▶ _GIVEN INSTRUCTION_:
Starting at the first line and ending at the line that contains "- footer-reference-line2: Continuous", set out the lines as a Markdown table with the columns "Row" and "Line," numbering each row and skipping blank lines.

▶ _STORED RECORDS_:

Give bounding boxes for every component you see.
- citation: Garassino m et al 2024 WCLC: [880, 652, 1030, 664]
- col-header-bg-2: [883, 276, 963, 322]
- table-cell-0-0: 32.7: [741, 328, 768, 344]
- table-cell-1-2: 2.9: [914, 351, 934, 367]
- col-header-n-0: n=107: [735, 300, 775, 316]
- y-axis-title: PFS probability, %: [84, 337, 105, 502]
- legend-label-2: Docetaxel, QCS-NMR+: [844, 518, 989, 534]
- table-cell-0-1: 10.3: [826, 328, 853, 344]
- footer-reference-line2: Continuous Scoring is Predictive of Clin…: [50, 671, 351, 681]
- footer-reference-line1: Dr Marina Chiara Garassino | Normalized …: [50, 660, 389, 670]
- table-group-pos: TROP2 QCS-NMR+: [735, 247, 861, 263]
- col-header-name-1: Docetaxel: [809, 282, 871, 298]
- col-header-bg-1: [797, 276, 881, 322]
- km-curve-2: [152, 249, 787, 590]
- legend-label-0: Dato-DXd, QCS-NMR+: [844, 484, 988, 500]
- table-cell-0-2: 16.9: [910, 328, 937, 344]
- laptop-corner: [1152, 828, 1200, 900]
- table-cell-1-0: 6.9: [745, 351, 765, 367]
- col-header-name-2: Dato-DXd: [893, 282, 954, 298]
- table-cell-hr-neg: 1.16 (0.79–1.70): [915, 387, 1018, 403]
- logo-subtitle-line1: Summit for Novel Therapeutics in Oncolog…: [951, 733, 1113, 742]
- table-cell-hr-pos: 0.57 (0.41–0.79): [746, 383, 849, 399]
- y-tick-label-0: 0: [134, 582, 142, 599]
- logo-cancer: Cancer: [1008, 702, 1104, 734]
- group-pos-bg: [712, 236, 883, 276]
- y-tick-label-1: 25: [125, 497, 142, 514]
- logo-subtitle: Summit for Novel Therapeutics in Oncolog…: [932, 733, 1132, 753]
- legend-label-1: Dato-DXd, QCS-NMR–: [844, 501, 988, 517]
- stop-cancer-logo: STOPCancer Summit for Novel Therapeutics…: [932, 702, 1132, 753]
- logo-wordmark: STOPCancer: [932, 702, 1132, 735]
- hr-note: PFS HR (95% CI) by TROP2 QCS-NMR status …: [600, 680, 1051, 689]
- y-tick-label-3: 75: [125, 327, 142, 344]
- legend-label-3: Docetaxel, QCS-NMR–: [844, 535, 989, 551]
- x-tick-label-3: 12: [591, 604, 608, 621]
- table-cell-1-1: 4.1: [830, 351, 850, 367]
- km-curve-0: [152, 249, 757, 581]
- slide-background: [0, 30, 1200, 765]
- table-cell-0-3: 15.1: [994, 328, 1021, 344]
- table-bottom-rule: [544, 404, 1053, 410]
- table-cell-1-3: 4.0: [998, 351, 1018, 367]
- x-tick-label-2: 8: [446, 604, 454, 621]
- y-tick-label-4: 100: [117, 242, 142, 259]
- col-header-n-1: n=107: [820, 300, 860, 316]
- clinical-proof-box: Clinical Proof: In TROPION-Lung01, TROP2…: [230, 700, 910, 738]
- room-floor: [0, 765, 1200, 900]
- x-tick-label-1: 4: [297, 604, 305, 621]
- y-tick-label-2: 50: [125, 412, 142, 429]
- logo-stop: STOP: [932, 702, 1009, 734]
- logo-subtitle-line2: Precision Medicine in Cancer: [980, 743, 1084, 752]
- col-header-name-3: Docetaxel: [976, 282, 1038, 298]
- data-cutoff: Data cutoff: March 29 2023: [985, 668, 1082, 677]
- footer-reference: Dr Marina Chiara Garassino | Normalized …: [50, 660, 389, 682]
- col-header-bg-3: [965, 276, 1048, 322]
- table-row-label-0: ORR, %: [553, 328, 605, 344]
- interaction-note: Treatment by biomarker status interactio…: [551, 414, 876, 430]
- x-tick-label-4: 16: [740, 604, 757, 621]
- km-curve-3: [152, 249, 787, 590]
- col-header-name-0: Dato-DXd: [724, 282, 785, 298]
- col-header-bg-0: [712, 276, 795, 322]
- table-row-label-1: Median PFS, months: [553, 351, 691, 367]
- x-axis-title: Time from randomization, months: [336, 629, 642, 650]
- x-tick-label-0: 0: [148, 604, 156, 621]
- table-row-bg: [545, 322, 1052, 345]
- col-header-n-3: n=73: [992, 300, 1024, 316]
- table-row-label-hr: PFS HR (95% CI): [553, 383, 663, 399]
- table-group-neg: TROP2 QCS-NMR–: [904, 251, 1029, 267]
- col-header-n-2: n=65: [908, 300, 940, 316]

▶ _FINAL RESULT_:
| Row | Line |
|---|---|
| 1 | Give bounding boxes for every component you see. |
| 2 | - citation: Garassino m et al 2024 WCLC: [880, 652, 1030, 664] |
| 3 | - col-header-bg-2: [883, 276, 963, 322] |
| 4 | - table-cell-0-0: 32.7: [741, 328, 768, 344] |
| 5 | - table-cell-1-2: 2.9: [914, 351, 934, 367] |
| 6 | - col-header-n-0: n=107: [735, 300, 775, 316] |
| 7 | - y-axis-title: PFS probability, %: [84, 337, 105, 502] |
| 8 | - legend-label-2: Docetaxel, QCS-NMR+: [844, 518, 989, 534] |
| 9 | - table-cell-0-1: 10.3: [826, 328, 853, 344] |
| 10 | - footer-reference-line2: Continuous Scoring is Predictive of Clin…: [50, 671, 351, 681] |